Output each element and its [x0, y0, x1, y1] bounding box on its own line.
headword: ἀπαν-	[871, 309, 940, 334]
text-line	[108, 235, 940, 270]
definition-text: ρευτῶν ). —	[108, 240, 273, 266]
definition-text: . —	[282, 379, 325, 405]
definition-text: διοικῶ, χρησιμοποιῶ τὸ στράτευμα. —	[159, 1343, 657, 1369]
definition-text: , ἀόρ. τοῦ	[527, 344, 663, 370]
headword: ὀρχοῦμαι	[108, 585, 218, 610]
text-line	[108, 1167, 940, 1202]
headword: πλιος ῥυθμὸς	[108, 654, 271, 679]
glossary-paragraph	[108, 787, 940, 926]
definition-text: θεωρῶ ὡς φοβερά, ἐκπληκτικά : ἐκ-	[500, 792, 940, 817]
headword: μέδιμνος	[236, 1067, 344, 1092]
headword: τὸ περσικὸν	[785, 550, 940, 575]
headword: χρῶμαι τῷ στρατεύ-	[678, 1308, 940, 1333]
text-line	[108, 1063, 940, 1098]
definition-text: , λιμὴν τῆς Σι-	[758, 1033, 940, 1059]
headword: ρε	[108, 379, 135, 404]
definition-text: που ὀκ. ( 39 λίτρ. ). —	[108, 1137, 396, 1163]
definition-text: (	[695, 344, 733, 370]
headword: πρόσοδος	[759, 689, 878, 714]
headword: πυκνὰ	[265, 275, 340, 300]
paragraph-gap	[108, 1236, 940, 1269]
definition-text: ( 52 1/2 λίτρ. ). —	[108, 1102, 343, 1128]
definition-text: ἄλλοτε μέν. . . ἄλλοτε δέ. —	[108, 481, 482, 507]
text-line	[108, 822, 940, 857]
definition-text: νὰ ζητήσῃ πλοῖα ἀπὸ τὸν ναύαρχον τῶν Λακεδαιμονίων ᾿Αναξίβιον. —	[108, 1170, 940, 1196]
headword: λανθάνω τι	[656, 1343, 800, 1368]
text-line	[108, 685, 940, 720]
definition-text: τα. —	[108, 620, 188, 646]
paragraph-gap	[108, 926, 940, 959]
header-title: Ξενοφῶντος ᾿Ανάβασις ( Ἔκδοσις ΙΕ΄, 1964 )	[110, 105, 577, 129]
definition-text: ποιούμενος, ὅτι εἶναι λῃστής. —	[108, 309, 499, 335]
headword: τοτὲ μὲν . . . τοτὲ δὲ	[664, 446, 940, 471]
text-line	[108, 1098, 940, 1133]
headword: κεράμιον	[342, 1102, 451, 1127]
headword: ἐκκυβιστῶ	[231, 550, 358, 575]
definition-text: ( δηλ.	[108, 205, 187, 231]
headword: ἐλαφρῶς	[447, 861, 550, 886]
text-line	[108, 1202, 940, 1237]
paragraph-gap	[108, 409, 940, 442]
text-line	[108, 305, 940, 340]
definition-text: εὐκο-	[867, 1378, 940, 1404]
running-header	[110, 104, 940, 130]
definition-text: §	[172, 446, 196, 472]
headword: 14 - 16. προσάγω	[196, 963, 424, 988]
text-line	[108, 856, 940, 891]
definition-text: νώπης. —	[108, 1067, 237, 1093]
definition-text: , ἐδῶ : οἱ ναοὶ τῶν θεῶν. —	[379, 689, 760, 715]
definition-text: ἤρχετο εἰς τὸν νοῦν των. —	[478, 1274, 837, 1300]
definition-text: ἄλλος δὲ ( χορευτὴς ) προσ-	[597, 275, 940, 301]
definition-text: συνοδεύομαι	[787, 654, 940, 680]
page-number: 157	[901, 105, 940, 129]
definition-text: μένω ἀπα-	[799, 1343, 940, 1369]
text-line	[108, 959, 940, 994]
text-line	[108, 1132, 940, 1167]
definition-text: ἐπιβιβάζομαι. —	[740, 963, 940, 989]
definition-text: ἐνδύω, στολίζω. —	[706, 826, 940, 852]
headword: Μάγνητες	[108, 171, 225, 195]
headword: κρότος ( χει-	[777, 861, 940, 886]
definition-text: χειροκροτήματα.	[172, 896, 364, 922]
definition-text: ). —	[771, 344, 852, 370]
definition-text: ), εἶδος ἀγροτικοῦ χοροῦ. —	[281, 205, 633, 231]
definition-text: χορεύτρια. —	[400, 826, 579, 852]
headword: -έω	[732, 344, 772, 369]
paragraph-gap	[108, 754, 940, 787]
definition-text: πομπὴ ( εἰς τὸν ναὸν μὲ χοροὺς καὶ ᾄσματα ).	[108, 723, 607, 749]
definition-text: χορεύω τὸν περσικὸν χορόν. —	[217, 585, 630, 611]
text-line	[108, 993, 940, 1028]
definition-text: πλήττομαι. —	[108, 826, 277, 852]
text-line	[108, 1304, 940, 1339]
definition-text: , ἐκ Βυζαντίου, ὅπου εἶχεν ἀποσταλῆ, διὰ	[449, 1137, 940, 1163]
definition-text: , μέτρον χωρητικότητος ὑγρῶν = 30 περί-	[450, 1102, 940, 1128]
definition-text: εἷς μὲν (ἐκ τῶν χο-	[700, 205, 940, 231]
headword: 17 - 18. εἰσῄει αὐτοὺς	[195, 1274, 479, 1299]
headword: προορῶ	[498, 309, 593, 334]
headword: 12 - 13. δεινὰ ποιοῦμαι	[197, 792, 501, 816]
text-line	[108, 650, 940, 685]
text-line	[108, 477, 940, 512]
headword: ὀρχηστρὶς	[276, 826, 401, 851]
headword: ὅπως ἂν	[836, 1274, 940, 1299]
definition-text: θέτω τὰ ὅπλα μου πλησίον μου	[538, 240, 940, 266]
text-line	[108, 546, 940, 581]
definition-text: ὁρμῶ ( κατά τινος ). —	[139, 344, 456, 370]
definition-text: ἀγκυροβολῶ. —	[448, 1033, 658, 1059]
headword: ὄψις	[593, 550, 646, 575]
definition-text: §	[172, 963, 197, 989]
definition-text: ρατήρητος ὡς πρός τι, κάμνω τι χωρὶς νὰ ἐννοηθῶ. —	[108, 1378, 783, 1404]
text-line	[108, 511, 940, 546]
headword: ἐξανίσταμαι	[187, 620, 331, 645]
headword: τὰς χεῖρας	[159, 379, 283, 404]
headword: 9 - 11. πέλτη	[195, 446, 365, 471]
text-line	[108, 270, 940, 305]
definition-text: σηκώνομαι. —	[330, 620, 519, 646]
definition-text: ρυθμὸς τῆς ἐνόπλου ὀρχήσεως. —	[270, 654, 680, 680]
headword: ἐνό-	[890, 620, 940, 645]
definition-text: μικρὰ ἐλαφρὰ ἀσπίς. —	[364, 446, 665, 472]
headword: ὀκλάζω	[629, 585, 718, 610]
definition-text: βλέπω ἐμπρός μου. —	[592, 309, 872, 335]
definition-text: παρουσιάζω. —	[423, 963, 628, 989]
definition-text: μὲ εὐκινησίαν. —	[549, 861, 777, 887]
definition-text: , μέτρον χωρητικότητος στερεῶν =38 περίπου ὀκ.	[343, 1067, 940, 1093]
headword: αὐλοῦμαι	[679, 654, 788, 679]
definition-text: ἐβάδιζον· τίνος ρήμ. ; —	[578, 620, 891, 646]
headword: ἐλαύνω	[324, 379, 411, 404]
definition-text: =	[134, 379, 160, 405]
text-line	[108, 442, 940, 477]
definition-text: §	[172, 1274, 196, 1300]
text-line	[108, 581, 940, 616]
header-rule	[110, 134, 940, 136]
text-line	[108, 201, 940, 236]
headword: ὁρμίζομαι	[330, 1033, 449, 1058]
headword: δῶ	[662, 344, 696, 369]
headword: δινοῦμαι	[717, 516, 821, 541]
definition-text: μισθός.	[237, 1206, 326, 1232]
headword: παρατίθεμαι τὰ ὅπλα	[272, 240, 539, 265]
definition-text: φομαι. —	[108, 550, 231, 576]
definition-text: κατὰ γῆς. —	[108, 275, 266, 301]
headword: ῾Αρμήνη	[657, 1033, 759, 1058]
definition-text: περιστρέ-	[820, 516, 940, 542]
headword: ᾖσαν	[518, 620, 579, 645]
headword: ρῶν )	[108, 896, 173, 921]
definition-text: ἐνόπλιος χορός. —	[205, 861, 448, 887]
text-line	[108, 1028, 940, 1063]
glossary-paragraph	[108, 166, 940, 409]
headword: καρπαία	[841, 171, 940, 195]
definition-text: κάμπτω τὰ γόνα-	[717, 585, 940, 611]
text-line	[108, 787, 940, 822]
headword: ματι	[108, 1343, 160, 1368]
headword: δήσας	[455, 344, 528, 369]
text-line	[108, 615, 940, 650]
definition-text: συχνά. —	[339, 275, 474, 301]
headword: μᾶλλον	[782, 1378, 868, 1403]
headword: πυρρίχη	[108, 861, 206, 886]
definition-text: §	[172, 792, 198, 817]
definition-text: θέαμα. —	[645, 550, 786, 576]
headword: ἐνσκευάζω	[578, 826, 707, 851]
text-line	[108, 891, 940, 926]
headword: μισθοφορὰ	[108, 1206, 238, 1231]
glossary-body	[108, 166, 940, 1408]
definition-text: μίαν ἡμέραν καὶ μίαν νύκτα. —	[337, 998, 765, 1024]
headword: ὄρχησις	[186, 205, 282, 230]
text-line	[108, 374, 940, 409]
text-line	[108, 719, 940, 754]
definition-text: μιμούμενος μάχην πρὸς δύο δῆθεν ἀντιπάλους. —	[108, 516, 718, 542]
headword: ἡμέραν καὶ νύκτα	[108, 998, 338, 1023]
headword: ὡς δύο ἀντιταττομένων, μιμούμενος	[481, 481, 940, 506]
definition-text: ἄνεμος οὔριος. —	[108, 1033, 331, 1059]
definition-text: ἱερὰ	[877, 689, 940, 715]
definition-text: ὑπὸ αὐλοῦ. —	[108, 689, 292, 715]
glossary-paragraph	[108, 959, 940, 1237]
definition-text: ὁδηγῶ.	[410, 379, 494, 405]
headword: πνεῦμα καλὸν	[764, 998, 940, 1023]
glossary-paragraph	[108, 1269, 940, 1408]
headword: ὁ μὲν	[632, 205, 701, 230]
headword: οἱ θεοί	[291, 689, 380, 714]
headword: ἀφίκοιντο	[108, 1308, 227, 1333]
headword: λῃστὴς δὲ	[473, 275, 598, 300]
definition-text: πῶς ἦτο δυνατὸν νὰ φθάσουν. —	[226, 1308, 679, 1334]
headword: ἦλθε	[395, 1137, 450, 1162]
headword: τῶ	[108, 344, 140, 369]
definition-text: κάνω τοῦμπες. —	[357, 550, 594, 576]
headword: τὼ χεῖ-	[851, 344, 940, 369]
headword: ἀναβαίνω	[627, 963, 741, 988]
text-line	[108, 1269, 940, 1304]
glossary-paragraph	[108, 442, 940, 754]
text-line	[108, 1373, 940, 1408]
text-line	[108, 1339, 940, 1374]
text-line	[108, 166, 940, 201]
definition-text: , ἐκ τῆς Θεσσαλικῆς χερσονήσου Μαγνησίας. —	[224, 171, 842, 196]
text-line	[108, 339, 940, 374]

===============

▸ **OBJECTIVE**:
State how many lines of the items contain the string "ὅπλα", with case counting. Give only the number.

▸ **EXERCISE SOLUTION**:
2